**Given entries**

====================

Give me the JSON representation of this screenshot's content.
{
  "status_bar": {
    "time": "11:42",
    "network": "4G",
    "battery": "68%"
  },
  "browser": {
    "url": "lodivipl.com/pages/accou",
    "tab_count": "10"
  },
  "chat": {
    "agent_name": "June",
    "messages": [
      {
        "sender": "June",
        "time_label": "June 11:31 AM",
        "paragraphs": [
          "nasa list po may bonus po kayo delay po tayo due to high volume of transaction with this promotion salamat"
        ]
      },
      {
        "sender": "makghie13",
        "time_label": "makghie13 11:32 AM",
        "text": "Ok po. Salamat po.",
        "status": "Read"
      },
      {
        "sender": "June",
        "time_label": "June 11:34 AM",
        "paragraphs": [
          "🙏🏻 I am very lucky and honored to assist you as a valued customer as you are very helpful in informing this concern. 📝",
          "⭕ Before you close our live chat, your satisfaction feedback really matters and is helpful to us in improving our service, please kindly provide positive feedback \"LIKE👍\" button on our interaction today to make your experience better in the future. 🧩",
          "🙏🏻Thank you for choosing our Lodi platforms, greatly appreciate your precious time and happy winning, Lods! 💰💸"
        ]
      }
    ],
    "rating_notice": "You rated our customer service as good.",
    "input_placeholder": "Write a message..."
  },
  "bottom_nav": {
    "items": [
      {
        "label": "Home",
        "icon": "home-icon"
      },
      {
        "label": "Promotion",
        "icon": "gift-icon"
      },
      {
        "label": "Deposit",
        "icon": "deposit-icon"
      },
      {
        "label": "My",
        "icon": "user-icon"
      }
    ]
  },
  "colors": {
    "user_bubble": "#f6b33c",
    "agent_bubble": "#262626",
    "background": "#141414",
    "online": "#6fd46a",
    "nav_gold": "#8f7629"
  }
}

====================

**Task details**
Each record above should be returned exactly as it appears.

**Response to the exercise**
Give me the JSON representation of this screenshot's content.
{
  "status_bar": {
    "time": "11:42",
    "network": "4G",
    "battery": "68%"
  },
  "browser": {
    "url": "lodivipl.com/pages/accou",
    "tab_count": "10"
  },
  "chat": {
    "agent_name": "June",
    "messages": [
      {
        "sender": "June",
        "time_label": "June 11:31 AM",
        "paragraphs": [
          "nasa list po may bonus po kayo delay po tayo due to high volume of transaction with this promotion salamat"
        ]
      },
      {
        "sender": "makghie13",
        "time_label": "makghie13 11:32 AM",
        "text": "Ok po. Salamat po.",
        "status": "Read"
      },
      {
        "sender": "June",
        "time_label": "June 11:34 AM",
        "paragraphs": [
          "🙏🏻 I am very lucky and honored to assist you as a valued customer as you are very helpful in informing this concern. 📝",
          "⭕ Before you close our live chat, your satisfaction feedback really matters and is helpful to us in improving our service, please kindly provide positive feedback \"LIKE👍\" button on our interaction today to make your experience better in the future. 🧩",
          "🙏🏻Thank you for choosing our Lodi platforms, greatly appreciate your precious time and happy winning, Lods! 💰💸"
        ]
      }
    ],
    "rating_notice": "You rated our customer service as good.",
    "input_placeholder": "Write a message..."
  },
  "bottom_nav": {
    "items": [
      {
        "label": "Home",
        "icon": "home-icon"
      },
      {
        "label": "Promotion",
        "icon": "gift-icon"
      },
      {
        "label": "Deposit",
        "icon": "deposit-icon"
      },
      {
        "label": "My",
        "icon": "user-icon"
      }
    ]
  },
  "colors": {
    "user_bubble": "#f6b33c",
    "agent_bubble": "#262626",
    "background": "#141414",
    "online": "#6fd46a",
    "nav_gold": "#8f7629"
  }
}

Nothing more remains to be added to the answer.